→ **Dataset entries**:
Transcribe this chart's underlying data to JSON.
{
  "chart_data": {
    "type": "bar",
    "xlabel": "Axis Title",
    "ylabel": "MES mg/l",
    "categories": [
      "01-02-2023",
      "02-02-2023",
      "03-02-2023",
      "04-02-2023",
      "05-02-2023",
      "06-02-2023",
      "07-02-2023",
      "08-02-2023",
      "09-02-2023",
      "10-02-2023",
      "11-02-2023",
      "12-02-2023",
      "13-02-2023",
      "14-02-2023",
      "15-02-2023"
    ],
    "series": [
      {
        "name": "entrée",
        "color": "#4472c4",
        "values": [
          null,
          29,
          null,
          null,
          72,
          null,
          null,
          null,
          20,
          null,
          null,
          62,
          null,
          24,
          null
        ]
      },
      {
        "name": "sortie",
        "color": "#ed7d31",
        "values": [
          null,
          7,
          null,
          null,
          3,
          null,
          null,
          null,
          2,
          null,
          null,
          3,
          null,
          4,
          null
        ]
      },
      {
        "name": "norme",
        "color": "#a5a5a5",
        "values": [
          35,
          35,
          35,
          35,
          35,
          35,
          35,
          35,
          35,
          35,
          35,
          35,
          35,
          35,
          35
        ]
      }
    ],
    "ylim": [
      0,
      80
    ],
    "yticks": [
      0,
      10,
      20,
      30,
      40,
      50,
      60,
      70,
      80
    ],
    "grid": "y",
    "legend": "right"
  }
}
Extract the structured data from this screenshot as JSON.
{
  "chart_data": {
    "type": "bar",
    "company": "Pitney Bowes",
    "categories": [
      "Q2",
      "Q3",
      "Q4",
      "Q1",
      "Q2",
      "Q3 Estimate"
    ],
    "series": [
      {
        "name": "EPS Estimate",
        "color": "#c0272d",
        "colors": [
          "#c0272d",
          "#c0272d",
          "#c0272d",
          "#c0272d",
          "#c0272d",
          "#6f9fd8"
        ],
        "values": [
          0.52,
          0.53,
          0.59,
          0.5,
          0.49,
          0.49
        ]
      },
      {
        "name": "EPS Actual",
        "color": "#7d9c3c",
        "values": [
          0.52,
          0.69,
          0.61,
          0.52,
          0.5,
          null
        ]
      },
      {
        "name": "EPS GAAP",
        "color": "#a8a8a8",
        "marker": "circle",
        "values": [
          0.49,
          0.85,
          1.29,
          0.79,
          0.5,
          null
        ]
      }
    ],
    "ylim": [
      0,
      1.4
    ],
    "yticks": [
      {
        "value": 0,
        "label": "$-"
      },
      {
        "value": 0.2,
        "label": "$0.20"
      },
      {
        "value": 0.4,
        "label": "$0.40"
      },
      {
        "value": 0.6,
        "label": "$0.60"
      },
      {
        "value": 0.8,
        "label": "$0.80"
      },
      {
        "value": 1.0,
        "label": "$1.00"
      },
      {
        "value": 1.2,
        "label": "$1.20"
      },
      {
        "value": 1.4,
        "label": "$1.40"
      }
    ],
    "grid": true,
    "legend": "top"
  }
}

→ **Exercise requirements**: Everything from the line that contains "Extract the structured" through the end of the records must be duplicated exactly, and nothing outside that range.

→ **The solution**:
Extract the structured data from this screenshot as JSON.
{
  "chart_data": {
    "type": "bar",
    "company": "Pitney Bowes",
    "categories": [
      "Q2",
      "Q3",
      "Q4",
      "Q1",
      "Q2",
      "Q3 Estimate"
    ],
    "series": [
      {
        "name": "EPS Estimate",
        "color": "#c0272d",
        "colors": [
          "#c0272d",
          "#c0272d",
          "#c0272d",
          "#c0272d",
          "#c0272d",
          "#6f9fd8"
        ],
        "values": [
          0.52,
          0.53,
          0.59,
          0.5,
          0.49,
          0.49
        ]
      },
      {
        "name": "EPS Actual",
        "color": "#7d9c3c",
        "values": [
          0.52,
          0.69,
          0.61,
          0.52,
          0.5,
          null
        ]
      },
      {
        "name": "EPS GAAP",
        "color": "#a8a8a8",
        "marker": "circle",
        "values": [
          0.49,
          0.85,
          1.29,
          0.79,
          0.5,
          null
        ]
      }
    ],
    "ylim": [
      0,
      1.4
    ],
    "yticks": [
      {
        "value": 0,
        "label": "$-"
      },
      {
        "value": 0.2,
        "label": "$0.20"
      },
      {
        "value": 0.4,
        "label": "$0.40"
      },
      {
        "value": 0.6,
        "label": "$0.60"
      },
      {
        "value": 0.8,
        "label": "$0.80"
      },
      {
        "value": 1.0,
        "label": "$1.00"
      },
      {
        "value": 1.2,
        "label": "$1.20"
      },
      {
        "value": 1.4,
        "label": "$1.40"
      }
    ],
    "grid": true,
    "legend": "top"
  }
}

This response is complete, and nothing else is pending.